[Collected data entries]
******

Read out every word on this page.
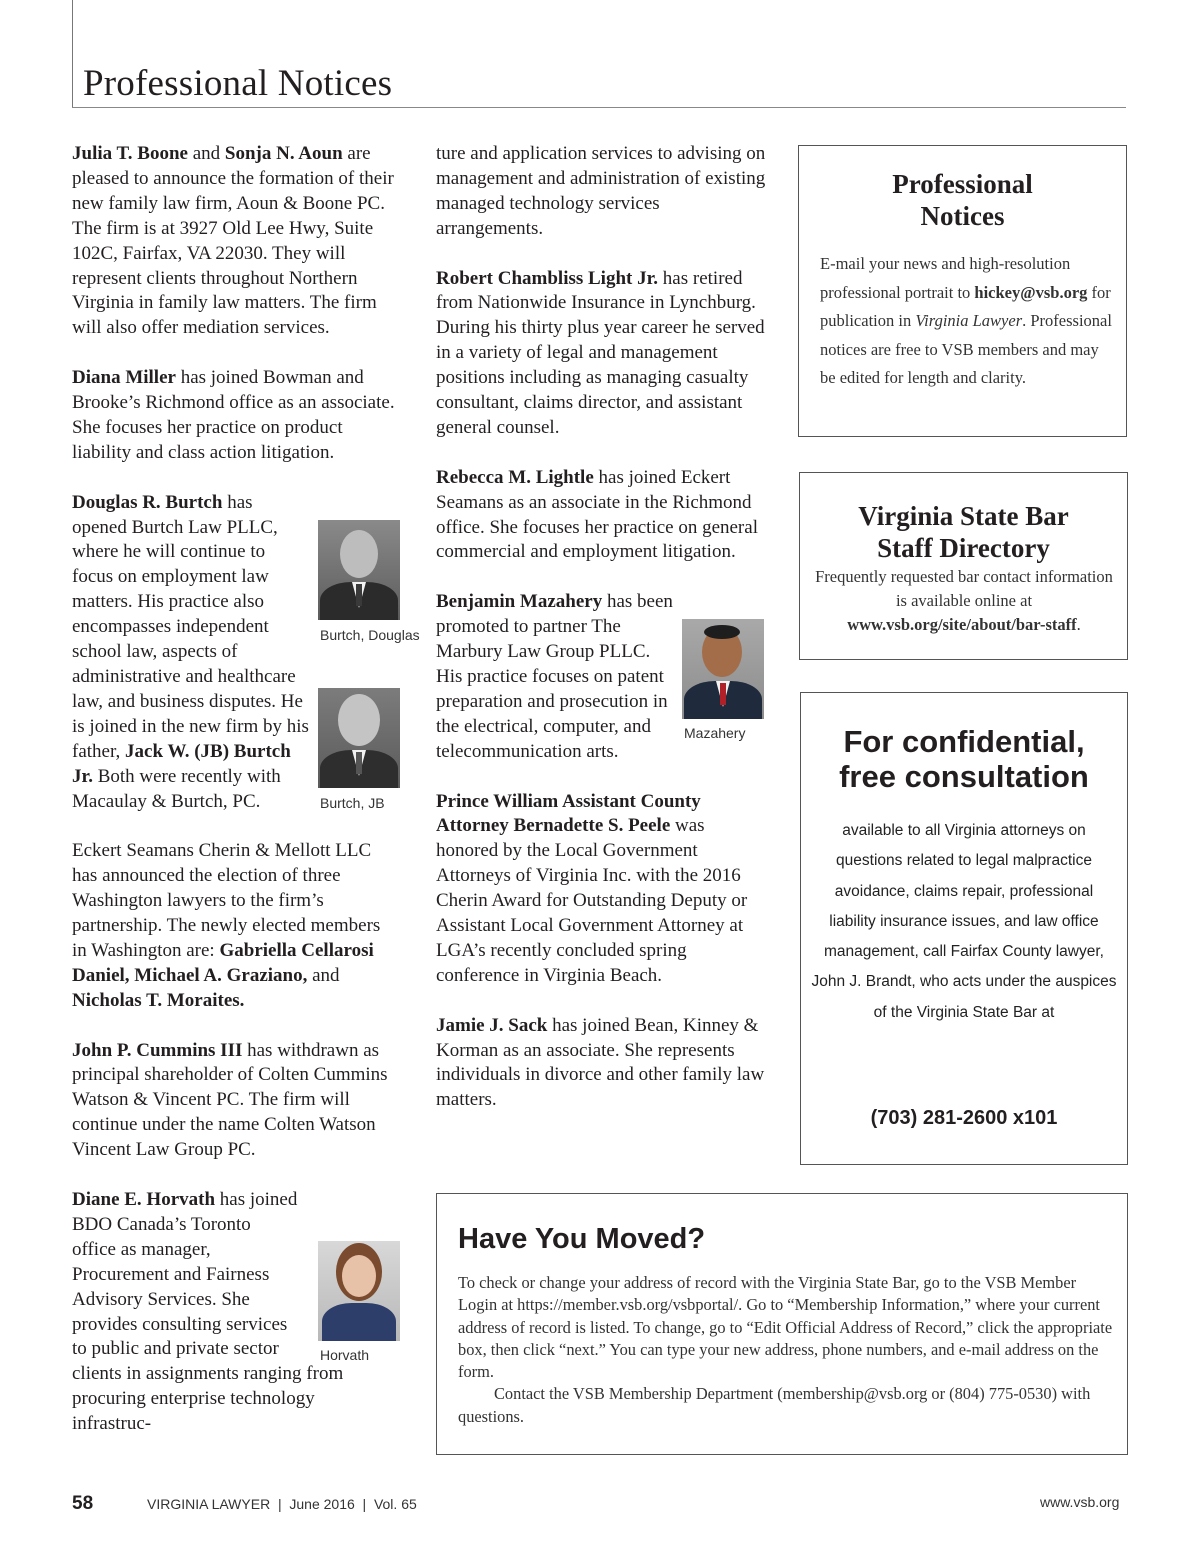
Professional Notices

Julia T. Boone and Sonja N. Aoun are pleased to announce the formation of their new family law firm, Aoun & Boone PC. The firm is at 3927 Old Lee Hwy, Suite 102C, Fairfax, VA 22030. They will represent clients throughout Northern Virginia in family law matters. The firm will also offer mediation services.

Diana Miller has joined Bowman and Brooke’s Richmond office as an associate. She focuses her practice on product liability and class action litigation.

Douglas R. Burtch has opened Burtch Law PLLC, where he will continue to focus on employment law matters. His practice also encompasses independent school law, aspects of administrative and healthcare law, and business disputes. He is joined in the new firm by his father, Jack W. (JB) Burtch Jr. Both were recently with Macaulay & Burtch, PC.

Eckert Seamans Cherin & Mellott LLC has announced the election of three Washington lawyers to the firm’s partnership. The newly elected members in Washington are: Gabriella Cellarosi Daniel, Michael A. Graziano, and Nicholas T. Moraites.

John P. Cummins III has withdrawn as principal shareholder of Colten Cummins Watson & Vincent PC. The firm will continue under the name Colten Watson Vincent Law Group PC.

Diane E. Horvath has joined BDO Canada’s Toronto office as manager, Procurement and Fairness Advisory Services. She provides consulting services to public and private sector clients in assignments ranging from procuring enterprise technology infrastruc-

Burtch, Douglas
Burtch, JB
Horvath

ture and application services to advising on management and administration of existing managed technology services arrangements.

Robert Chambliss Light Jr. has retired from Nationwide Insurance in Lynchburg. During his thirty plus year career he served in a variety of legal and management positions including as managing casualty consultant, claims director, and assistant general counsel.

Rebecca M. Lightle has joined Eckert Seamans as an associate in the Richmond office. She focuses her practice on general commercial and employment litigation.

Benjamin Mazahery has been promoted to partner The Marbury Law Group PLLC. His practice focuses on patent preparation and prosecution in the electrical, computer, and telecommunication arts.

Prince William Assistant County Attorney Bernadette S. Peele was honored by the Local Government Attorneys of Virginia Inc. with the 2016 Cherin Award for Outstanding Deputy or Assistant Local Government Attorney at LGA’s recently concluded spring conference in Virginia Beach.

Jamie J. Sack has joined Bean, Kinney & Korman as an associate. She represents individuals in divorce and other family law matters.

Mazahery
Professional Notices
E-mail your news and high-resolution professional portrait to hickey@vsb.org for publication in Virginia Lawyer. Professional notices are free to VSB members and may be edited for length and clarity.
Virginia State Bar Staff Directory
Frequently requested bar contact information is available online at www.vsb.org/site/about/bar-staff.
For confidential, free consultation
available to all Virginia attorneys on questions related to legal malpractice avoidance, claims repair, professional liability insurance issues, and law office management, call Fairfax County lawyer, John J. Brandt, who acts under the auspices of the Virginia State Bar at
(703) 281-2600 x101
Have You Moved?

To check or change your address of record with the Virginia State Bar, go to the VSB Member Login at https://member.vsb.org/vsbportal/. Go to “Membership Information,” where your current address of record is listed. To change, go to “Edit Official Address of Record,” click the appropriate box, then click “next.” You can type your new address, phone numbers, and e-mail address on the form.

Contact the VSB Membership Department (membership@vsb.org or (804) 775-0530) with questions.

58	VIRGINIA LAWYER  |  June 2016  |  Vol. 65	www.vsb.org
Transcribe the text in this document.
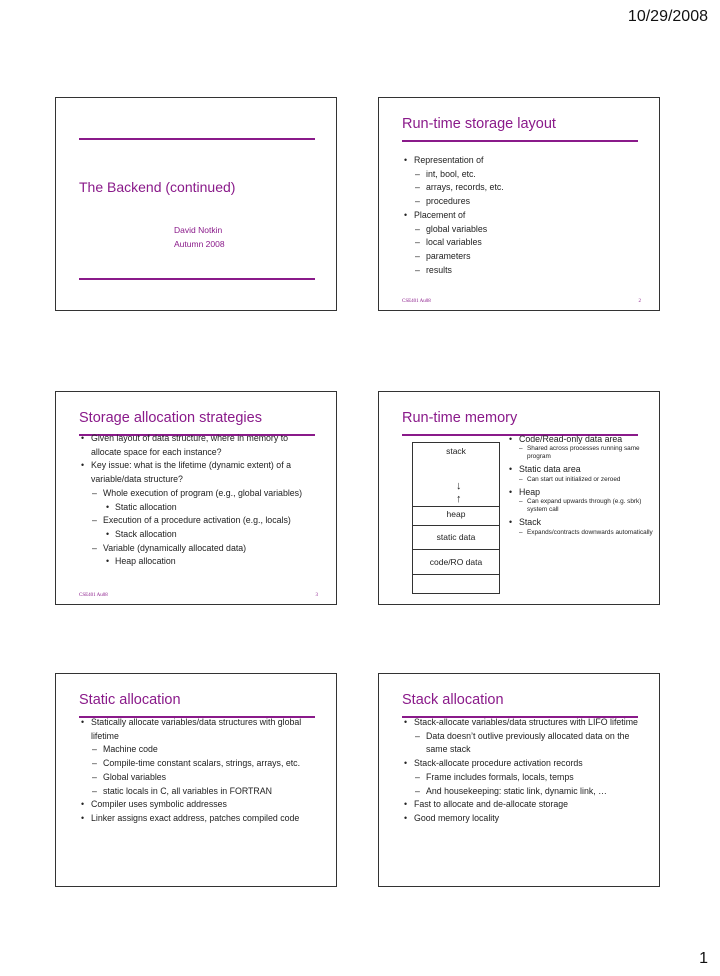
10/29/2008
The Backend (continued)
David Notkin
Autumn 2008
Run-time storage layout
• Representation of
– int, bool, etc.
– arrays, records, etc.
– procedures
• Placement of
– global variables
– local variables
– parameters
– results
CSE401 Au08	2
Storage allocation strategies
• Given layout of data structure, where in memory to allocate space for each instance?
• Key issue: what is the lifetime (dynamic extent) of a variable/data structure?
– Whole execution of program (e.g., global variables)
• Static allocation
– Execution of a procedure activation (e.g., locals)
• Stack allocation
– Variable (dynamically allocated data)
• Heap allocation
CSE401 Au08	3
Run-time memory
stack
↓
↑
heap
static data
code/RO data
• Code/Read-only data area
– Shared across processes running same program
• Static data area
– Can start out initialized or zeroed
• Heap
– Can expand upwards through (e.g. sbrk) system call
• Stack
– Expands/contracts downwards automatically
Static allocation
• Statically allocate variables/data structures with global lifetime
– Machine code
– Compile-time constant scalars, strings, arrays, etc.
– Global variables
– static locals in C, all variables in FORTRAN
• Compiler uses symbolic addresses
• Linker assigns exact address, patches compiled code
Stack allocation
• Stack-allocate variables/data structures with LIFO lifetime
– Data doesn’t outlive previously allocated data on the same stack
• Stack-allocate procedure activation records
– Frame includes formals, locals, temps
– And housekeeping: static link, dynamic link, …
• Fast to allocate and de-allocate storage
• Good memory locality
1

******

**Aim of the task**
Identify every line above with the string "management" in it. Copy those lines.

**Complete answer**
ture and application services to advising on management and administration of existing managed technology services arrangements.
Robert Chambliss Light Jr. has retired from Nationwide Insurance in Lynchburg. During his thirty plus year career he served in a variety of legal and management positions including as managing casualty consultant, claims director, and assistant general counsel.
available to all Virginia attorneys on questions related to legal malpractice avoidance, claims repair, professional liability insurance issues, and law office management, call Fairfax County lawyer, John J. Brandt, who acts under the auspices of the Virginia State Bar at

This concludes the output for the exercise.